* [REQUIRED TASK]:
Write out every entry exactly as it appears.

%%

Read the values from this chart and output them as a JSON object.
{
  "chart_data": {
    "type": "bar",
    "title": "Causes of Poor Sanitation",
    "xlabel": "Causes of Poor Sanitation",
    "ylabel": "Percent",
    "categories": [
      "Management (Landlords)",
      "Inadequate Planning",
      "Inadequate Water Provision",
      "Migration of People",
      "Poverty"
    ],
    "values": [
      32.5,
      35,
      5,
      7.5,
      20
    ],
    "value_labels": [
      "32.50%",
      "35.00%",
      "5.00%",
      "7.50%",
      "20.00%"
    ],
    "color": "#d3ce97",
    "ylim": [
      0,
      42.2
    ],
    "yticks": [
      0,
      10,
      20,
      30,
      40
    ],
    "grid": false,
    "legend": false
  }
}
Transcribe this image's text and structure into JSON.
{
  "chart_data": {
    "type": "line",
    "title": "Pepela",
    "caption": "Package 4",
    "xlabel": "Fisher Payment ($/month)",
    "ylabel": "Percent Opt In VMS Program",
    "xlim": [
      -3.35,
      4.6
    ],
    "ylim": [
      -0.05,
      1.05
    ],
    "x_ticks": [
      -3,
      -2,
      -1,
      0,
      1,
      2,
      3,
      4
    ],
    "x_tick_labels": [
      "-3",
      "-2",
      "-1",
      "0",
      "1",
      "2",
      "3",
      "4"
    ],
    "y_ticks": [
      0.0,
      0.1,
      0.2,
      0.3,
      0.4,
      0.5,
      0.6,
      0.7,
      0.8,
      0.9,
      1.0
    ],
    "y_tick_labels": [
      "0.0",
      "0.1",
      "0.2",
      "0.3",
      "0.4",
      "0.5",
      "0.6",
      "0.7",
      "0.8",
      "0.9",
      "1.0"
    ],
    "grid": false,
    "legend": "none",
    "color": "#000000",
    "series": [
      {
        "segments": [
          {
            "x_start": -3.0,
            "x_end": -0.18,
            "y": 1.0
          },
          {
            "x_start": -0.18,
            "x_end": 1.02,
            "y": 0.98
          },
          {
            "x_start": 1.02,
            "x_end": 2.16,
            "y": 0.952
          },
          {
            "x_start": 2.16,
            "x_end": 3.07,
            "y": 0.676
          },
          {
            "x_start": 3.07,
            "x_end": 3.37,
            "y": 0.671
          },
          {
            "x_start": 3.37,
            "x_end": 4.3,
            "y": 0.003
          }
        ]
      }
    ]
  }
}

%%

* [RESPONSE]:
Read the values from this chart and output them as a JSON object.
{
  "chart_data": {
    "type": "bar",
    "title": "Causes of Poor Sanitation",
    "xlabel": "Causes of Poor Sanitation",
    "ylabel": "Percent",
    "categories": [
      "Management (Landlords)",
      "Inadequate Planning",
      "Inadequate Water Provision",
      "Migration of People",
      "Poverty"
    ],
    "values": [
      32.5,
      35,
      5,
      7.5,
      20
    ],
    "value_labels": [
      "32.50%",
      "35.00%",
      "5.00%",
      "7.50%",
      "20.00%"
    ],
    "color": "#d3ce97",
    "ylim": [
      0,
      42.2
    ],
    "yticks": [
      0,
      10,
      20,
      30,
      40
    ],
    "grid": false,
    "legend": false
  }
}
Transcribe this image's text and structure into JSON.
{
  "chart_data": {
    "type": "line",
    "title": "Pepela",
    "caption": "Package 4",
    "xlabel": "Fisher Payment ($/month)",
    "ylabel": "Percent Opt In VMS Program",
    "xlim": [
      -3.35,
      4.6
    ],
    "ylim": [
      -0.05,
      1.05
    ],
    "x_ticks": [
      -3,
      -2,
      -1,
      0,
      1,
      2,
      3,
      4
    ],
    "x_tick_labels": [
      "-3",
      "-2",
      "-1",
      "0",
      "1",
      "2",
      "3",
      "4"
    ],
    "y_ticks": [
      0.0,
      0.1,
      0.2,
      0.3,
      0.4,
      0.5,
      0.6,
      0.7,
      0.8,
      0.9,
      1.0
    ],
    "y_tick_labels": [
      "0.0",
      "0.1",
      "0.2",
      "0.3",
      "0.4",
      "0.5",
      "0.6",
      "0.7",
      "0.8",
      "0.9",
      "1.0"
    ],
    "grid": false,
    "legend": "none",
    "color": "#000000",
    "series": [
      {
        "segments": [
          {
            "x_start": -3.0,
            "x_end": -0.18,
            "y": 1.0
          },
          {
            "x_start": -0.18,
            "x_end": 1.02,
            "y": 0.98
          },
          {
            "x_start": 1.02,
            "x_end": 2.16,
            "y": 0.952
          },
          {
            "x_start": 2.16,
            "x_end": 3.07,
            "y": 0.676
          },
          {
            "x_start": 3.07,
            "x_end": 3.37,
            "y": 0.671
          },
          {
            "x_start": 3.37,
            "x_end": 4.3,
            "y": 0.003
          }
        ]
      }
    ]
  }
}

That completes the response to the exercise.